# Goal of the exercise:
Only the pictures are to be left out; set down the rest of the records exactly.

# Stored data:
◆ ◆ ◆ ◆
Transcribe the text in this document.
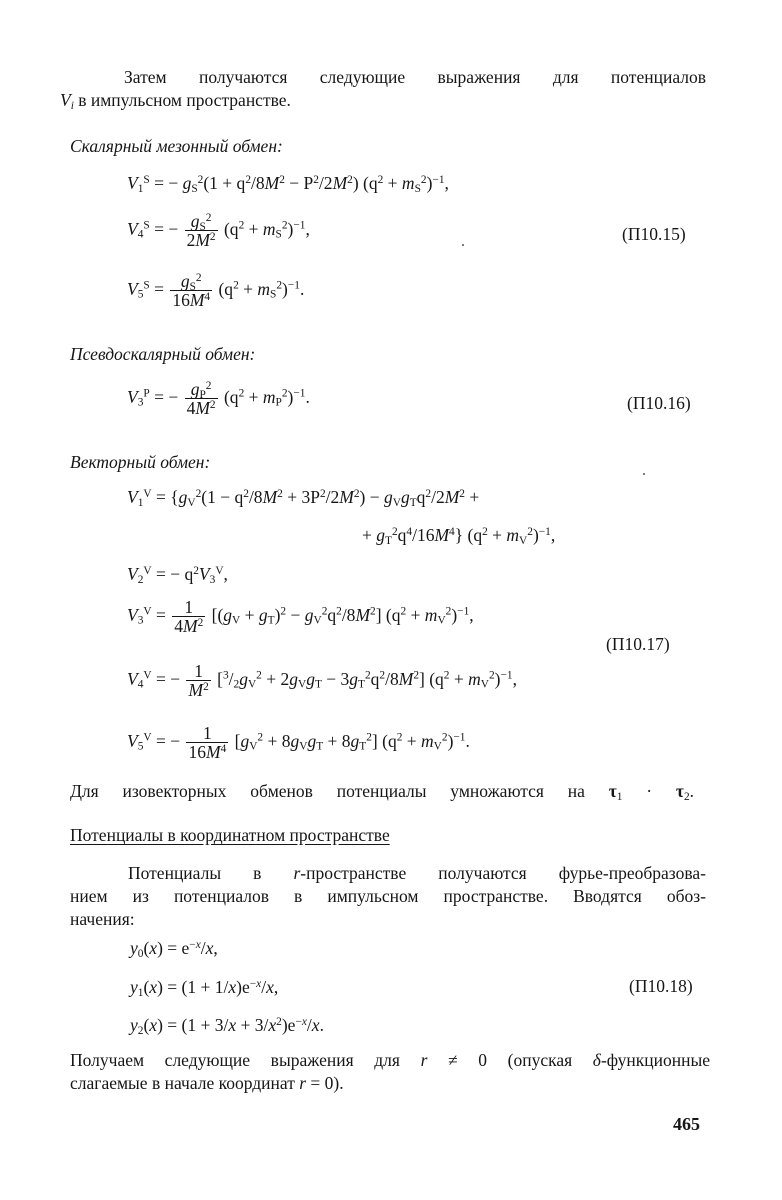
Затем получаются следующие выражения для потенциалов
$V_i$ в импульсном пространстве.
Скалярный мезонный обмен:
$V_1^S$ = − $g_S^2(1 + q^2/8M^2 - P^2/2M^2) (q^2 + m_S^2)^{-1}$,
$V_4^S$ = − $\frac{g_S^2}{2M^2} (q^2 + m_S^2)^{-1}$,	(П10.15)
$V_5^S = \frac{g_S^2}{16M^4} (q^2 + m_S^2)^{-1}$.
Псевдоскалярный обмен:
$V_3^P$ = − $\frac{g_P^2}{4M^2} (q^2 + m_P^2)^{-1}$.	(П10.16)
Векторный обмен:
$V_1^V = \{g_V^2(1 - q^2/8M^2 + 3P^2/2M^2) - g_Vg_Tq^2/2M^2$ +
+ $g_T^2q^4/16M^4$} $(q^2 + m_V^2)^{-1}$,
$V_2^V$ = − $q^2V_3^V$,
$V_3^V = \frac{1}{4M^2} [(g_V + g_T)^2 - g_V^2q^2/8M^2] (q^2 + m_V^2)^{-1}$,
(П10.17)
$V_4^V$ = − $\frac{1}{M^2} [^3/_2g_V^2 + 2g_Vg_T - 3g_T^2q^2/8M^2] (q^2 + m_V^2)^{-1}$,
$V_5^V$ = − $\frac{1}{16M^4} [g_V^2 + 8g_Vg_T + 8g_T^2] (q^2 + m_V^2)^{-1}$.
Для изовекторных обменов потенциалы умножаются на $\tau_1 \cdot \tau_2$.
Потенциалы в координатном пространстве
Потенциалы в r-пространстве получаются фурье-преобразова-
нием из потенциалов в импульсном пространстве. Вводятся обоз-
начения:
$y_0(x) = e^{-x}/x$,
$y_1(x) = (1 + 1/x)e^{-x}/x$,	(П10.18)
$y_2(x) = (1 + 3/x + 3/x^2)e^{-x}/x$.
Получаем следующие выражения для r ≠ 0 (опуская δ-функционные
слагаемые в начале координат r = 0).
465
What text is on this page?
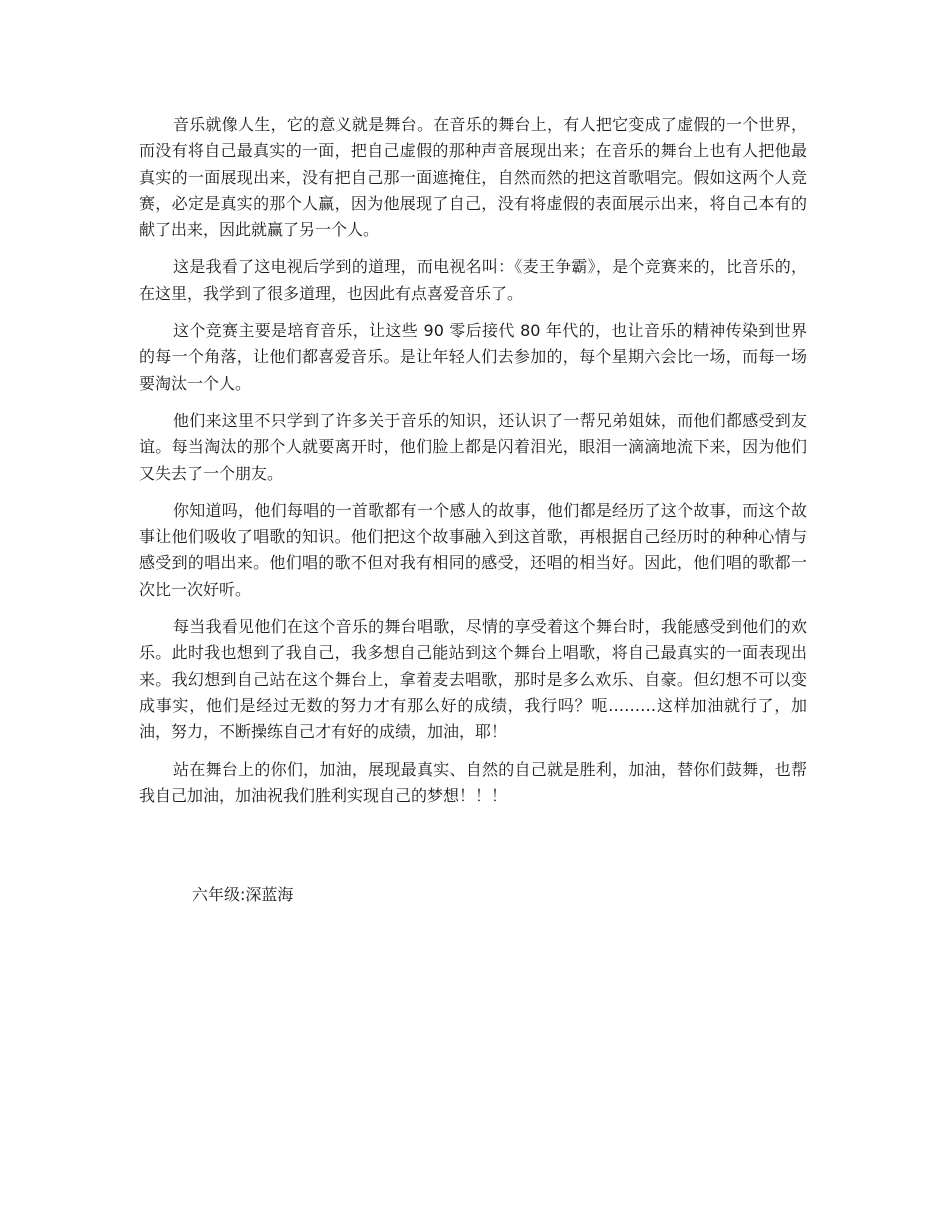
音乐就像人生，它的意义就是舞台。在音乐的舞台上，有人把它变成了虚假的一个世界，而没有将自己最真实的一面，把自己虚假的那种声音展现出来；在音乐的舞台上也有人把他最真实的一面展现出来，没有把自己那一面遮掩住，自然而然的把这首歌唱完。假如这两个人竞赛，必定是真实的那个人赢，因为他展现了自己，没有将虚假的表面展示出来，将自己本有的献了出来，因此就赢了另一个人。

这是我看了这电视后学到的道理，而电视名叫：《麦王争霸》，是个竞赛来的，比音乐的，在这里，我学到了很多道理，也因此有点喜爱音乐了。

这个竞赛主要是培育音乐，让这些 90 零后接代 80 年代的，也让音乐的精神传染到世界的每一个角落，让他们都喜爱音乐。是让年轻人们去参加的，每个星期六会比一场，而每一场要淘汰一个人。

他们来这里不只学到了许多关于音乐的知识，还认识了一帮兄弟姐妹，而他们都感受到友谊。每当淘汰的那个人就要离开时，他们脸上都是闪着泪光，眼泪一滴滴地流下来，因为他们又失去了一个朋友。

你知道吗，他们每唱的一首歌都有一个感人的故事，他们都是经历了这个故事，而这个故事让他们吸收了唱歌的知识。他们把这个故事融入到这首歌，再根据自己经历时的种种心情与感受到的唱出来。他们唱的歌不但对我有相同的感受，还唱的相当好。因此，他们唱的歌都一次比一次好听。

每当我看见他们在这个音乐的舞台唱歌，尽情的享受着这个舞台时，我能感受到他们的欢乐。此时我也想到了我自己，我多想自己能站到这个舞台上唱歌，将自己最真实的一面表现出来。我幻想到自己站在这个舞台上，拿着麦去唱歌，那时是多么欢乐、自豪。但幻想不可以变成事实，他们是经过无数的努力才有那么好的成绩，我行吗？呃………这样加油就行了，加油，努力，不断操练自己才有好的成绩，加油，耶！

站在舞台上的你们，加油，展现最真实、自然的自己就是胜利，加油，替你们鼓舞，也帮我自己加油，加油祝我们胜利实现自己的梦想！！！

六年级:深蓝海
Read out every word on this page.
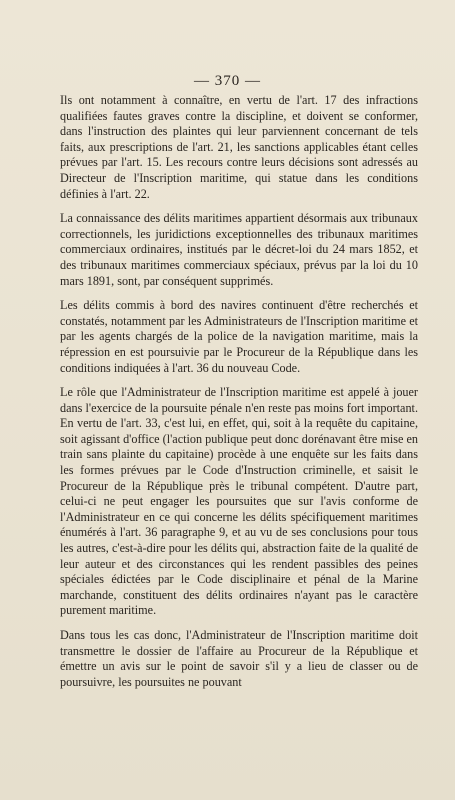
— 370 —

Ils ont notamment à connaître, en vertu de l'art. 17 des infractions qualifiées fautes graves contre la discipline, et doivent se conformer, dans l'instruction des plaintes qui leur parviennent concernant de tels faits, aux prescriptions de l'art. 21, les sanctions applicables étant celles prévues par l'art. 15. Les recours contre leurs décisions sont adressés au Directeur de l'Inscription maritime, qui statue dans les conditions définies à l'art. 22.

La connaissance des délits maritimes appartient désormais aux tribunaux correctionnels, les juridictions exceptionnelles des tribunaux maritimes commerciaux ordinaires, institués par le décret-loi du 24 mars 1852, et des tribunaux maritimes commerciaux spéciaux, prévus par la loi du 10 mars 1891, sont, par conséquent supprimés.

Les délits commis à bord des navires continuent d'être recherchés et constatés, notamment par les Administrateurs de l'Inscription maritime et par les agents chargés de la police de la navigation maritime, mais la répression en est poursuivie par le Procureur de la République dans les conditions indiquées à l'art. 36 du nouveau Code.

Le rôle que l'Administrateur de l'Inscription maritime est appelé à jouer dans l'exercice de la poursuite pénale n'en reste pas moins fort important. En vertu de l'art. 33, c'est lui, en effet, qui, soit à la requête du capitaine, soit agissant d'office (l'action publique peut donc dorénavant être mise en train sans plainte du capitaine) procède à une enquête sur les faits dans les formes prévues par le Code d'Instruction criminelle, et saisit le Procureur de la République près le tribunal compétent. D'autre part, celui-ci ne peut engager les poursuites que sur l'avis conforme de l'Administrateur en ce qui concerne les délits spécifiquement maritimes énumérés à l'art. 36 paragraphe 9, et au vu de ses conclusions pour tous les autres, c'est-à-dire pour les délits qui, abstraction faite de la qualité de leur auteur et des circonstances qui les rendent passibles des peines spéciales édictées par le Code disciplinaire et pénal de la Marine marchande, constituent des délits ordinaires n'ayant pas le caractère purement maritime.

Dans tous les cas donc, l'Administrateur de l'Inscription maritime doit transmettre le dossier de l'affaire au Procureur de la République et émettre un avis sur le point de savoir s'il y a lieu de classer ou de poursuivre, les poursuites ne pouvant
◆ ◆ ◆ ◆
# Solution to the exercise:
Transcribe the text in this document.
Затем получаются следующие выражения для потенциалов
$V_i$ в импульсном пространстве.
Скалярный мезонный обмен:
$V_1^S$ = − $g_S^2(1 + q^2/8M^2 - P^2/2M^2) (q^2 + m_S^2)^{-1}$,
$V_4^S$ = − $\frac{g_S^2}{2M^2} (q^2 + m_S^2)^{-1}$,	(П10.15)
$V_5^S = \frac{g_S^2}{16M^4} (q^2 + m_S^2)^{-1}$.
Псевдоскалярный обмен:
$V_3^P$ = − $\frac{g_P^2}{4M^2} (q^2 + m_P^2)^{-1}$.	(П10.16)
Векторный обмен:
$V_1^V = \{g_V^2(1 - q^2/8M^2 + 3P^2/2M^2) - g_Vg_Tq^2/2M^2$ +
+ $g_T^2q^4/16M^4$} $(q^2 + m_V^2)^{-1}$,
$V_2^V$ = − $q^2V_3^V$,
$V_3^V = \frac{1}{4M^2} [(g_V + g_T)^2 - g_V^2q^2/8M^2] (q^2 + m_V^2)^{-1}$,
(П10.17)
$V_4^V$ = − $\frac{1}{M^2} [^3/_2g_V^2 + 2g_Vg_T - 3g_T^2q^2/8M^2] (q^2 + m_V^2)^{-1}$,
$V_5^V$ = − $\frac{1}{16M^4} [g_V^2 + 8g_Vg_T + 8g_T^2] (q^2 + m_V^2)^{-1}$.
Для изовекторных обменов потенциалы умножаются на $\tau_1 \cdot \tau_2$.
Потенциалы в координатном пространстве
Потенциалы в r-пространстве получаются фурье-преобразова-
нием из потенциалов в импульсном пространстве. Вводятся обоз-
начения:
$y_0(x) = e^{-x}/x$,
$y_1(x) = (1 + 1/x)e^{-x}/x$,	(П10.18)
$y_2(x) = (1 + 3/x + 3/x^2)e^{-x}/x$.
Получаем следующие выражения для r ≠ 0 (опуская δ-функционные
слагаемые в начале координат r = 0).
465
What text is on this page?
音乐就像人生，它的意义就是舞台。在音乐的舞台上，有人把它变成了虚假的一个世界，而没有将自己最真实的一面，把自己虚假的那种声音展现出来；在音乐的舞台上也有人把他最真实的一面展现出来，没有把自己那一面遮掩住，自然而然的把这首歌唱完。假如这两个人竞赛，必定是真实的那个人赢，因为他展现了自己，没有将虚假的表面展示出来，将自己本有的献了出来，因此就赢了另一个人。

这是我看了这电视后学到的道理，而电视名叫：《麦王争霸》，是个竞赛来的，比音乐的，在这里，我学到了很多道理，也因此有点喜爱音乐了。

这个竞赛主要是培育音乐，让这些 90 零后接代 80 年代的，也让音乐的精神传染到世界的每一个角落，让他们都喜爱音乐。是让年轻人们去参加的，每个星期六会比一场，而每一场要淘汰一个人。

他们来这里不只学到了许多关于音乐的知识，还认识了一帮兄弟姐妹，而他们都感受到友谊。每当淘汰的那个人就要离开时，他们脸上都是闪着泪光，眼泪一滴滴地流下来，因为他们又失去了一个朋友。

你知道吗，他们每唱的一首歌都有一个感人的故事，他们都是经历了这个故事，而这个故事让他们吸收了唱歌的知识。他们把这个故事融入到这首歌，再根据自己经历时的种种心情与感受到的唱出来。他们唱的歌不但对我有相同的感受，还唱的相当好。因此，他们唱的歌都一次比一次好听。

每当我看见他们在这个音乐的舞台唱歌，尽情的享受着这个舞台时，我能感受到他们的欢乐。此时我也想到了我自己，我多想自己能站到这个舞台上唱歌，将自己最真实的一面表现出来。我幻想到自己站在这个舞台上，拿着麦去唱歌，那时是多么欢乐、自豪。但幻想不可以变成事实，他们是经过无数的努力才有那么好的成绩，我行吗？呃………这样加油就行了，加油，努力，不断操练自己才有好的成绩，加油，耶！

站在舞台上的你们，加油，展现最真实、自然的自己就是胜利，加油，替你们鼓舞，也帮我自己加油，加油祝我们胜利实现自己的梦想！！！

六年级:深蓝海
Read out every word on this page.
— 370 —

Ils ont notamment à connaître, en vertu de l'art. 17 des infractions qualifiées fautes graves contre la discipline, et doivent se conformer, dans l'instruction des plaintes qui leur parviennent concernant de tels faits, aux prescriptions de l'art. 21, les sanctions applicables étant celles prévues par l'art. 15. Les recours contre leurs décisions sont adressés au Directeur de l'Inscription maritime, qui statue dans les conditions définies à l'art. 22.

La connaissance des délits maritimes appartient désormais aux tribunaux correctionnels, les juridictions exceptionnelles des tribunaux maritimes commerciaux ordinaires, institués par le décret-loi du 24 mars 1852, et des tribunaux maritimes commerciaux spéciaux, prévus par la loi du 10 mars 1891, sont, par conséquent supprimés.

Les délits commis à bord des navires continuent d'être recherchés et constatés, notamment par les Administrateurs de l'Inscription maritime et par les agents chargés de la police de la navigation maritime, mais la répression en est poursuivie par le Procureur de la République dans les conditions indiquées à l'art. 36 du nouveau Code.

Le rôle que l'Administrateur de l'Inscription maritime est appelé à jouer dans l'exercice de la poursuite pénale n'en reste pas moins fort important. En vertu de l'art. 33, c'est lui, en effet, qui, soit à la requête du capitaine, soit agissant d'office (l'action publique peut donc dorénavant être mise en train sans plainte du capitaine) procède à une enquête sur les faits dans les formes prévues par le Code d'Instruction criminelle, et saisit le Procureur de la République près le tribunal compétent. D'autre part, celui-ci ne peut engager les poursuites que sur l'avis conforme de l'Administrateur en ce qui concerne les délits spécifiquement maritimes énumérés à l'art. 36 paragraphe 9, et au vu de ses conclusions pour tous les autres, c'est-à-dire pour les délits qui, abstraction faite de la qualité de leur auteur et des circonstances qui les rendent passibles des peines spéciales édictées par le Code disciplinaire et pénal de la Marine marchande, constituent des délits ordinaires n'ayant pas le caractère purement maritime.

Dans tous les cas donc, l'Administrateur de l'Inscription maritime doit transmettre le dossier de l'affaire au Procureur de la République et émettre un avis sur le point de savoir s'il y a lieu de classer ou de poursuivre, les poursuites ne pouvant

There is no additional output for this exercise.